» **EXERCISE DETAILS**
Images appear in the records below; leave them out and repeat everything else exactly.
## BEGIN ITEMS
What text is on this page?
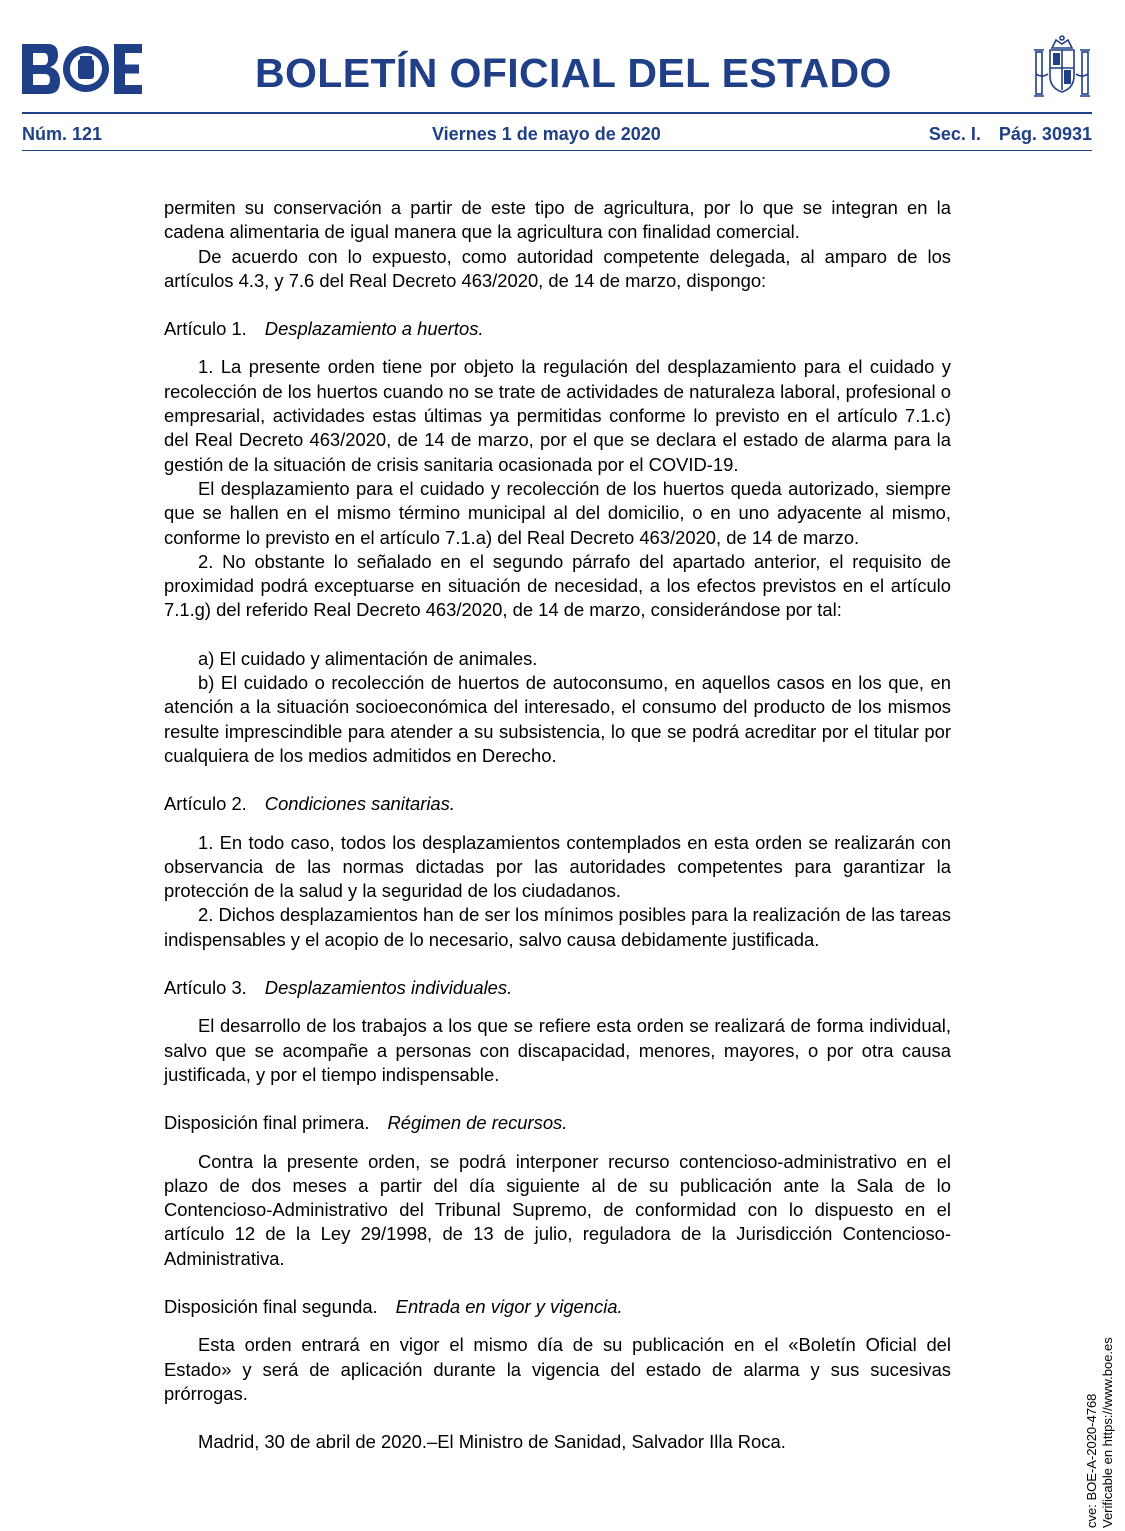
BOLETÍN OFICIAL DEL ESTADO
Núm. 121	Viernes 1 de mayo de 2020	Sec. I. Pág. 30931

permiten su conservación a partir de este tipo de agricultura, por lo que se integran en la cadena alimentaria de igual manera que la agricultura con finalidad comercial.

De acuerdo con lo expuesto, como autoridad competente delegada, al amparo de los artículos 4.3, y 7.6 del Real Decreto 463/2020, de 14 de marzo, dispongo:

Artículo 1. Desplazamiento a huertos.

1. La presente orden tiene por objeto la regulación del desplazamiento para el cuidado y recolección de los huertos cuando no se trate de actividades de naturaleza laboral, profesional o empresarial, actividades estas últimas ya permitidas conforme lo previsto en el artículo 7.1.c) del Real Decreto 463/2020, de 14 de marzo, por el que se declara el estado de alarma para la gestión de la situación de crisis sanitaria ocasionada por el COVID-19.

El desplazamiento para el cuidado y recolección de los huertos queda autorizado, siempre que se hallen en el mismo término municipal al del domicilio, o en uno adyacente al mismo, conforme lo previsto en el artículo 7.1.a) del Real Decreto 463/2020, de 14 de marzo.

2. No obstante lo señalado en el segundo párrafo del apartado anterior, el requisito de proximidad podrá exceptuarse en situación de necesidad, a los efectos previstos en el artículo 7.1.g) del referido Real Decreto 463/2020, de 14 de marzo, considerándose por tal:

a) El cuidado y alimentación de animales.

b) El cuidado o recolección de huertos de autoconsumo, en aquellos casos en los que, en atención a la situación socioeconómica del interesado, el consumo del producto de los mismos resulte imprescindible para atender a su subsistencia, lo que se podrá acreditar por el titular por cualquiera de los medios admitidos en Derecho.

Artículo 2. Condiciones sanitarias.

1. En todo caso, todos los desplazamientos contemplados en esta orden se realizarán con observancia de las normas dictadas por las autoridades competentes para garantizar la protección de la salud y la seguridad de los ciudadanos.

2. Dichos desplazamientos han de ser los mínimos posibles para la realización de las tareas indispensables y el acopio de lo necesario, salvo causa debidamente justificada.

Artículo 3. Desplazamientos individuales.

El desarrollo de los trabajos a los que se refiere esta orden se realizará de forma individual, salvo que se acompañe a personas con discapacidad, menores, mayores, o por otra causa justificada, y por el tiempo indispensable.

Disposición final primera. Régimen de recursos.

Contra la presente orden, se podrá interponer recurso contencioso-administrativo en el plazo de dos meses a partir del día siguiente al de su publicación ante la Sala de lo Contencioso-Administrativo del Tribunal Supremo, de conformidad con lo dispuesto en el artículo 12 de la Ley 29/1998, de 13 de julio, reguladora de la Jurisdicción Contencioso-Administrativa.

Disposición final segunda. Entrada en vigor y vigencia.

Esta orden entrará en vigor el mismo día de su publicación en el «Boletín Oficial del Estado» y será de aplicación durante la vigencia del estado de alarma y sus sucesivas prórrogas.

Madrid, 30 de abril de 2020.–El Ministro de Sanidad, Salvador Illa Roca.	cve: BOE-A-2020-4768 Verificable en https://www.boe.es
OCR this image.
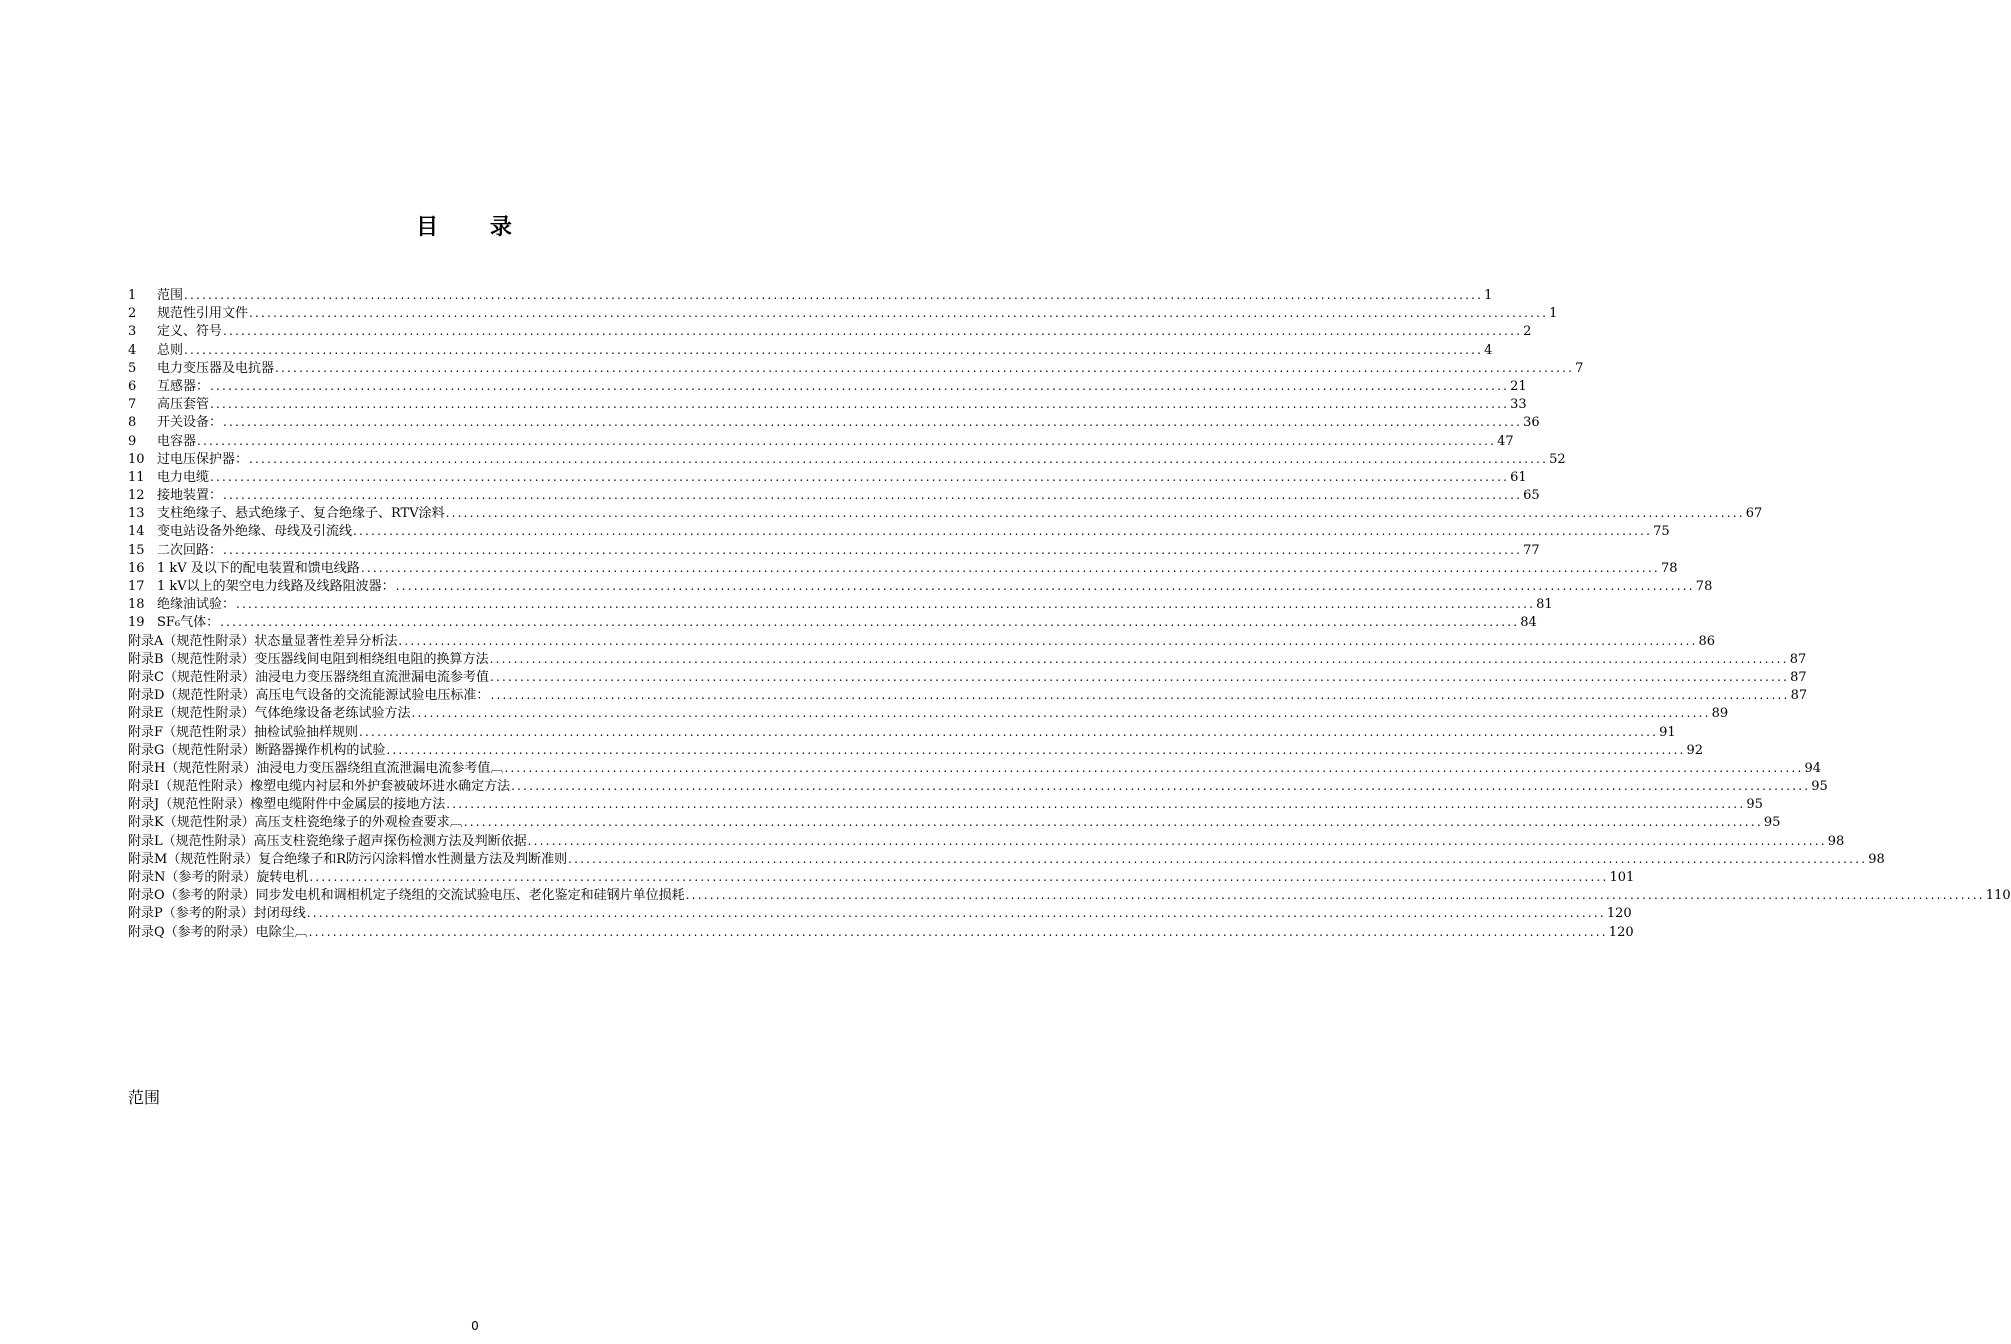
目 录
1	范围 .....	1
2	规范性引用文件 .....	1
3	定义、符号 .....	2
4	总则 .....	4
5	电力变压器及电抗器 .....	7
6	互感器： .....	21
7	高压套管 .....	33
8	开关设备： .....	36
9	电容器 .....	47
10 过电压保护器： .....	52
11 电力电缆 .....	61
12 接地装置： .....	65
13 支柱绝缘子、悬式绝缘子、复合绝缘子、RTV涂料 .....	67
14 变电站设备外绝缘、母线及引流线 .....	75
15 二次回路： .....	77
16 1 kV 及以下的配电装置和馈电线路 .....	78
17 1 kV以上的架空电力线路及线路阻波器： .....	78
18 绝缘油试验： .....	81
19 SF₆气体： .....	84
附录A（规范性附录）状态量显著性差异分析法 .....	86
附录B（规范性附录）变压器线间电阻到相绕组电阻的换算方法 .....	87
附录C（规范性附录）油浸电力变压器绕组直流泄漏电流参考值 .....	87
附录D（规范性附录）高压电气设备的交流能源试验电压标准： .....	87
附录E（规范性附录）气体绝缘设备老练试验方法 .....	89
附录F（规范性附录）抽检试验抽样规则 .....	91
附录G（规范性附录）断路器操作机构的试验 .....	92
附录H（规范性附录）油浸电力变压器绕组直流泄漏电流参考值︹ .....	94
附录I（规范性附录）橡塑电缆内衬层和外护套被破坏进水确定方法 .....	95
附录J（规范性附录）橡塑电缆附件中金属层的接地方法 .....	95
附录K（规范性附录）高压支柱瓷绝缘子的外观检查要求︹ .....	95
附录L（规范性附录）高压支柱瓷绝缘子超声探伤检测方法及判断依据 .....	98
附录M（规范性附录）复合绝缘子和R防污闪涂料憎水性测量方法及判断准则 .....	98
附录N（参考的附录）旋转电机 .....	101
附录O（参考的附录）同步发电机和调相机定子绕组的交流试验电压、老化鉴定和硅钢片单位损耗 .....	110
附录P（参考的附录）封闭母线 .....	120
附录Q（参考的附录）电除尘︹ .....	120
范围
0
## END ITEMS
» **EXERCISE ANSWER**
What text is on this page?
BOLETÍN OFICIAL DEL ESTADO
Núm. 121	Viernes 1 de mayo de 2020	Sec. I. Pág. 30931

permiten su conservación a partir de este tipo de agricultura, por lo que se integran en la cadena alimentaria de igual manera que la agricultura con finalidad comercial.

De acuerdo con lo expuesto, como autoridad competente delegada, al amparo de los artículos 4.3, y 7.6 del Real Decreto 463/2020, de 14 de marzo, dispongo:

Artículo 1. Desplazamiento a huertos.

1. La presente orden tiene por objeto la regulación del desplazamiento para el cuidado y recolección de los huertos cuando no se trate de actividades de naturaleza laboral, profesional o empresarial, actividades estas últimas ya permitidas conforme lo previsto en el artículo 7.1.c) del Real Decreto 463/2020, de 14 de marzo, por el que se declara el estado de alarma para la gestión de la situación de crisis sanitaria ocasionada por el COVID-19.

El desplazamiento para el cuidado y recolección de los huertos queda autorizado, siempre que se hallen en el mismo término municipal al del domicilio, o en uno adyacente al mismo, conforme lo previsto en el artículo 7.1.a) del Real Decreto 463/2020, de 14 de marzo.

2. No obstante lo señalado en el segundo párrafo del apartado anterior, el requisito de proximidad podrá exceptuarse en situación de necesidad, a los efectos previstos en el artículo 7.1.g) del referido Real Decreto 463/2020, de 14 de marzo, considerándose por tal:

a) El cuidado y alimentación de animales.

b) El cuidado o recolección de huertos de autoconsumo, en aquellos casos en los que, en atención a la situación socioeconómica del interesado, el consumo del producto de los mismos resulte imprescindible para atender a su subsistencia, lo que se podrá acreditar por el titular por cualquiera de los medios admitidos en Derecho.

Artículo 2. Condiciones sanitarias.

1. En todo caso, todos los desplazamientos contemplados en esta orden se realizarán con observancia de las normas dictadas por las autoridades competentes para garantizar la protección de la salud y la seguridad de los ciudadanos.

2. Dichos desplazamientos han de ser los mínimos posibles para la realización de las tareas indispensables y el acopio de lo necesario, salvo causa debidamente justificada.

Artículo 3. Desplazamientos individuales.

El desarrollo de los trabajos a los que se refiere esta orden se realizará de forma individual, salvo que se acompañe a personas con discapacidad, menores, mayores, o por otra causa justificada, y por el tiempo indispensable.

Disposición final primera. Régimen de recursos.

Contra la presente orden, se podrá interponer recurso contencioso-administrativo en el plazo de dos meses a partir del día siguiente al de su publicación ante la Sala de lo Contencioso-Administrativo del Tribunal Supremo, de conformidad con lo dispuesto en el artículo 12 de la Ley 29/1998, de 13 de julio, reguladora de la Jurisdicción Contencioso-Administrativa.

Disposición final segunda. Entrada en vigor y vigencia.

Esta orden entrará en vigor el mismo día de su publicación en el «Boletín Oficial del Estado» y será de aplicación durante la vigencia del estado de alarma y sus sucesivas prórrogas.

Madrid, 30 de abril de 2020.–El Ministro de Sanidad, Salvador Illa Roca.	cve: BOE-A-2020-4768 Verificable en https://www.boe.es
OCR this image.
目 录
1	范围 .....	1
2	规范性引用文件 .....	1
3	定义、符号 .....	2
4	总则 .....	4
5	电力变压器及电抗器 .....	7
6	互感器： .....	21
7	高压套管 .....	33
8	开关设备： .....	36
9	电容器 .....	47
10 过电压保护器： .....	52
11 电力电缆 .....	61
12 接地装置： .....	65
13 支柱绝缘子、悬式绝缘子、复合绝缘子、RTV涂料 .....	67
14 变电站设备外绝缘、母线及引流线 .....	75
15 二次回路： .....	77
16 1 kV 及以下的配电装置和馈电线路 .....	78
17 1 kV以上的架空电力线路及线路阻波器： .....	78
18 绝缘油试验： .....	81
19 SF₆气体： .....	84
附录A（规范性附录）状态量显著性差异分析法 .....	86
附录B（规范性附录）变压器线间电阻到相绕组电阻的换算方法 .....	87
附录C（规范性附录）油浸电力变压器绕组直流泄漏电流参考值 .....	87
附录D（规范性附录）高压电气设备的交流能源试验电压标准： .....	87
附录E（规范性附录）气体绝缘设备老练试验方法 .....	89
附录F（规范性附录）抽检试验抽样规则 .....	91
附录G（规范性附录）断路器操作机构的试验 .....	92
附录H（规范性附录）油浸电力变压器绕组直流泄漏电流参考值︹ .....	94
附录I（规范性附录）橡塑电缆内衬层和外护套被破坏进水确定方法 .....	95
附录J（规范性附录）橡塑电缆附件中金属层的接地方法 .....	95
附录K（规范性附录）高压支柱瓷绝缘子的外观检查要求︹ .....	95
附录L（规范性附录）高压支柱瓷绝缘子超声探伤检测方法及判断依据 .....	98
附录M（规范性附录）复合绝缘子和R防污闪涂料憎水性测量方法及判断准则 .....	98
附录N（参考的附录）旋转电机 .....	101
附录O（参考的附录）同步发电机和调相机定子绕组的交流试验电压、老化鉴定和硅钢片单位损耗 .....	110
附录P（参考的附录）封闭母线 .....	120
附录Q（参考的附录）电除尘︹ .....	120
范围
0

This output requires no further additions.